For each line of the data below that holds "BECOME", copy the line.

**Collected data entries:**

/---

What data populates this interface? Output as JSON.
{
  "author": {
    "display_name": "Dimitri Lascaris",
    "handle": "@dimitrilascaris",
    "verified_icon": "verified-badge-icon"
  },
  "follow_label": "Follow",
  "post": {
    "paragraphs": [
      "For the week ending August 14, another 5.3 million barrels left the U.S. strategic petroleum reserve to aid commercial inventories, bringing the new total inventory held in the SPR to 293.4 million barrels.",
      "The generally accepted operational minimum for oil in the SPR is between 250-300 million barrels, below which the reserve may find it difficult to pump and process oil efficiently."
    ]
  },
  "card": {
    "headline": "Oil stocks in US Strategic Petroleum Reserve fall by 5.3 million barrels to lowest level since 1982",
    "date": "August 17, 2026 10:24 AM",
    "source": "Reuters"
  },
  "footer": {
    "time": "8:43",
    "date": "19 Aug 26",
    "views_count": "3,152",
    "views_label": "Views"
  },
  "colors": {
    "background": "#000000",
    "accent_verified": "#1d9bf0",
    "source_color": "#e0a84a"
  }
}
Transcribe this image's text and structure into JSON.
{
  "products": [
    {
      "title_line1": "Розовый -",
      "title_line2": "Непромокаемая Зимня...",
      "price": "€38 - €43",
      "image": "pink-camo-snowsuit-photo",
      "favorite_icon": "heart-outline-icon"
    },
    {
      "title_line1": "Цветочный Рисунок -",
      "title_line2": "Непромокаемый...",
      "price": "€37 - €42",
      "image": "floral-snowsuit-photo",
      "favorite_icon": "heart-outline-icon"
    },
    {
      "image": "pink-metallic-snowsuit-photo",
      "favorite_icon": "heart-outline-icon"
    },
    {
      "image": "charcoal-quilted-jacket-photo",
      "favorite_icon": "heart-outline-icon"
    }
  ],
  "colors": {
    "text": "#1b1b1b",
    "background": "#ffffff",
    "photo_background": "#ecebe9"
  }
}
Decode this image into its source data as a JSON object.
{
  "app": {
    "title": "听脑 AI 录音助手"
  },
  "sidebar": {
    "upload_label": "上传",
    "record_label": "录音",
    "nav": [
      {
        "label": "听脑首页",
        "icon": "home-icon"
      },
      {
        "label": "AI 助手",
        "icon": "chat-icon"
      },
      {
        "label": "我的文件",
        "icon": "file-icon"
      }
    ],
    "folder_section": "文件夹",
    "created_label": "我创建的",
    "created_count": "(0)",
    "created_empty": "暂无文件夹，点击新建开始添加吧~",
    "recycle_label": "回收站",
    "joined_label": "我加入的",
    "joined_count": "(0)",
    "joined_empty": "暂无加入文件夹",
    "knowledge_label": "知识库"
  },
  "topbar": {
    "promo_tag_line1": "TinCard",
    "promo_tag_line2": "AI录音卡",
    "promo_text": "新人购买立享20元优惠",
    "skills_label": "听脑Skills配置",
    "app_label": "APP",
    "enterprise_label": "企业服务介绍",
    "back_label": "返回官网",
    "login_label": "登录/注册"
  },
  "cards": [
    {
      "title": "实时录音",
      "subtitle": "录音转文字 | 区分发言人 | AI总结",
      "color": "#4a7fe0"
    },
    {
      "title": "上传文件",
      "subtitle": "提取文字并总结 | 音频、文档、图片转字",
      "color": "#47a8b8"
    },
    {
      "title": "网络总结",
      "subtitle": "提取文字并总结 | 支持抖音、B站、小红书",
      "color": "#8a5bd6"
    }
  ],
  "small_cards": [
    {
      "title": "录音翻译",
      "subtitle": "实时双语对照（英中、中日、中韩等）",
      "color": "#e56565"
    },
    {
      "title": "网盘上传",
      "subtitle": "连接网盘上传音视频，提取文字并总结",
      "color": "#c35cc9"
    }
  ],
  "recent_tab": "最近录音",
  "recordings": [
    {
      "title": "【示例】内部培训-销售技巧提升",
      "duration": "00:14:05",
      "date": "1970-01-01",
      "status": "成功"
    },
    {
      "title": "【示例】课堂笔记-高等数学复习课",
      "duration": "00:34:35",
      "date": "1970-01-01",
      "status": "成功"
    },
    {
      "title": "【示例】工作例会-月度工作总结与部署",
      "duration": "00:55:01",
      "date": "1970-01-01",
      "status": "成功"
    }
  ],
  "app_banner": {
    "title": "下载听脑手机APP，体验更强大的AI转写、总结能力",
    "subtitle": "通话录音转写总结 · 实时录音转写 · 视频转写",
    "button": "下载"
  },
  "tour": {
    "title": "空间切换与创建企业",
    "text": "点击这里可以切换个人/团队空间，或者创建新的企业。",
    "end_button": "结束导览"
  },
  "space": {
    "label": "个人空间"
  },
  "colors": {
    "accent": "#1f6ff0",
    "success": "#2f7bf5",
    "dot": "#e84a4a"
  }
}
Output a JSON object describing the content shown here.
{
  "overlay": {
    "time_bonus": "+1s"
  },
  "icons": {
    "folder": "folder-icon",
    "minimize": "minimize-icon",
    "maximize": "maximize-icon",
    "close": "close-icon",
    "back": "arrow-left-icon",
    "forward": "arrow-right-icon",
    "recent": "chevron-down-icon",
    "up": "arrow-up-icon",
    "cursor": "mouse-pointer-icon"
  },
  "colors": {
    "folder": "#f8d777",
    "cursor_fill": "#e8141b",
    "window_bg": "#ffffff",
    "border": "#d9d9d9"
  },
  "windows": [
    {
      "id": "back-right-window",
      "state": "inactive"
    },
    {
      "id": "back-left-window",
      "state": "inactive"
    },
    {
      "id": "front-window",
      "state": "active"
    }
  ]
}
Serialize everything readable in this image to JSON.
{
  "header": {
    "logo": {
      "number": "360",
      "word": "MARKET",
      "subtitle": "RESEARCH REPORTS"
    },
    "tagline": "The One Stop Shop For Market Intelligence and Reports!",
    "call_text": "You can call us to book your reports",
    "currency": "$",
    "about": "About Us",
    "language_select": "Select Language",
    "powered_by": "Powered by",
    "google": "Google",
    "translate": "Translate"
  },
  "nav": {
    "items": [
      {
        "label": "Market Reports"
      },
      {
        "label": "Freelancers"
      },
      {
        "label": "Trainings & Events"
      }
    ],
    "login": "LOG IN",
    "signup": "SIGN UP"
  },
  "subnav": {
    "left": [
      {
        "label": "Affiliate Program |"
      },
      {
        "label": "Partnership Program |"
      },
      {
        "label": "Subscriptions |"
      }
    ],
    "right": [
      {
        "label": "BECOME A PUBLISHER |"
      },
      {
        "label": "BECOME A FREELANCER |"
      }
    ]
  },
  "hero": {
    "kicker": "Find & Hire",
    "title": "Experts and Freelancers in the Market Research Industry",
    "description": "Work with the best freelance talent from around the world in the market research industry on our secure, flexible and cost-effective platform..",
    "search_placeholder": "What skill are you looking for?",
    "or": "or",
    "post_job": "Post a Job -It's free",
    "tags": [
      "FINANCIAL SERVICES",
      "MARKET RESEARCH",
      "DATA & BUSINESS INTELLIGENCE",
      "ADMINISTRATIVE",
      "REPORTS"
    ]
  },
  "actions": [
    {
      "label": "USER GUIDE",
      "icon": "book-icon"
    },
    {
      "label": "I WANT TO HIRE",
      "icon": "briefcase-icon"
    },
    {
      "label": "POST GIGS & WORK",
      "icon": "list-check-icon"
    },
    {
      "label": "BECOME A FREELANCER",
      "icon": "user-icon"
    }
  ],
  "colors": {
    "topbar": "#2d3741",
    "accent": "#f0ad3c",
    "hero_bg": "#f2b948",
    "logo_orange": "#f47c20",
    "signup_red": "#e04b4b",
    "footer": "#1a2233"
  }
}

\---

**The response:**
        "label": "BECOME A PUBLISHER |"
        "label": "BECOME A FREELANCER |"
      "label": "BECOME A FREELANCER",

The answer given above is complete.